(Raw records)
▬▬▬▬▬▬▬▬▬▬
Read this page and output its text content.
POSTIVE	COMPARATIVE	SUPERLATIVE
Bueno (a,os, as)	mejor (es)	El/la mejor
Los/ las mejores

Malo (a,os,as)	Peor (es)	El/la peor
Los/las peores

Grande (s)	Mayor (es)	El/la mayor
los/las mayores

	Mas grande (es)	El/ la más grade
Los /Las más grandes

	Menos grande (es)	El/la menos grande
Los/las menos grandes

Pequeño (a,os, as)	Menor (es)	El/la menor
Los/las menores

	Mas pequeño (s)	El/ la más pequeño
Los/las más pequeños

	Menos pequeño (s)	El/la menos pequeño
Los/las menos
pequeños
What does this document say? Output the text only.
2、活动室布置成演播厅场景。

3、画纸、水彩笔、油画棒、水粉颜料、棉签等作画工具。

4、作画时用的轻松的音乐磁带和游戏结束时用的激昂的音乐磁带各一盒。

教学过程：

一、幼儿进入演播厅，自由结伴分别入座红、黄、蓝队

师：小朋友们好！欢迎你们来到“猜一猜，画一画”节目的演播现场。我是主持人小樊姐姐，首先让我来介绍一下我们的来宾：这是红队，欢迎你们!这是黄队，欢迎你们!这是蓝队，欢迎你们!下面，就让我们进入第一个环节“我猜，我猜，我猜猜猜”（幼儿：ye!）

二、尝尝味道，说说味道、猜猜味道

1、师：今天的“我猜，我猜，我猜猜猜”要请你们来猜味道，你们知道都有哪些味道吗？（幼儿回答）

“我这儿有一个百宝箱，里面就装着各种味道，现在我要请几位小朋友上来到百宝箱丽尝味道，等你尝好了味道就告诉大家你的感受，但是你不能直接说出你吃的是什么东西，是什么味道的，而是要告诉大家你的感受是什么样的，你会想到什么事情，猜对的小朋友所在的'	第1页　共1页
▬▬▬▬▬▬▬▬▬▬
▸ **Set problem**:
Extract each entry in full, exactly as given.

▸ **Exercise response**:
Read this page and output its text content.
POSTIVE	COMPARATIVE	SUPERLATIVE
Bueno (a,os, as)	mejor (es)	El/la mejor
Los/ las mejores

Malo (a,os,as)	Peor (es)	El/la peor
Los/las peores

Grande (s)	Mayor (es)	El/la mayor
los/las mayores

	Mas grande (es)	El/ la más grade
Los /Las más grandes

	Menos grande (es)	El/la menos grande
Los/las menos grandes

Pequeño (a,os, as)	Menor (es)	El/la menor
Los/las menores

	Mas pequeño (s)	El/ la más pequeño
Los/las más pequeños

	Menos pequeño (s)	El/la menos pequeño
Los/las menos
pequeños
What does this document say? Output the text only.
2、活动室布置成演播厅场景。

3、画纸、水彩笔、油画棒、水粉颜料、棉签等作画工具。

4、作画时用的轻松的音乐磁带和游戏结束时用的激昂的音乐磁带各一盒。

教学过程：

一、幼儿进入演播厅，自由结伴分别入座红、黄、蓝队

师：小朋友们好！欢迎你们来到“猜一猜，画一画”节目的演播现场。我是主持人小樊姐姐，首先让我来介绍一下我们的来宾：这是红队，欢迎你们!这是黄队，欢迎你们!这是蓝队，欢迎你们!下面，就让我们进入第一个环节“我猜，我猜，我猜猜猜”（幼儿：ye!）

二、尝尝味道，说说味道、猜猜味道

1、师：今天的“我猜，我猜，我猜猜猜”要请你们来猜味道，你们知道都有哪些味道吗？（幼儿回答）

“我这儿有一个百宝箱，里面就装着各种味道，现在我要请几位小朋友上来到百宝箱丽尝味道，等你尝好了味道就告诉大家你的感受，但是你不能直接说出你吃的是什么东西，是什么味道的，而是要告诉大家你的感受是什么样的，你会想到什么事情，猜对的小朋友所在的'	第1页　共1页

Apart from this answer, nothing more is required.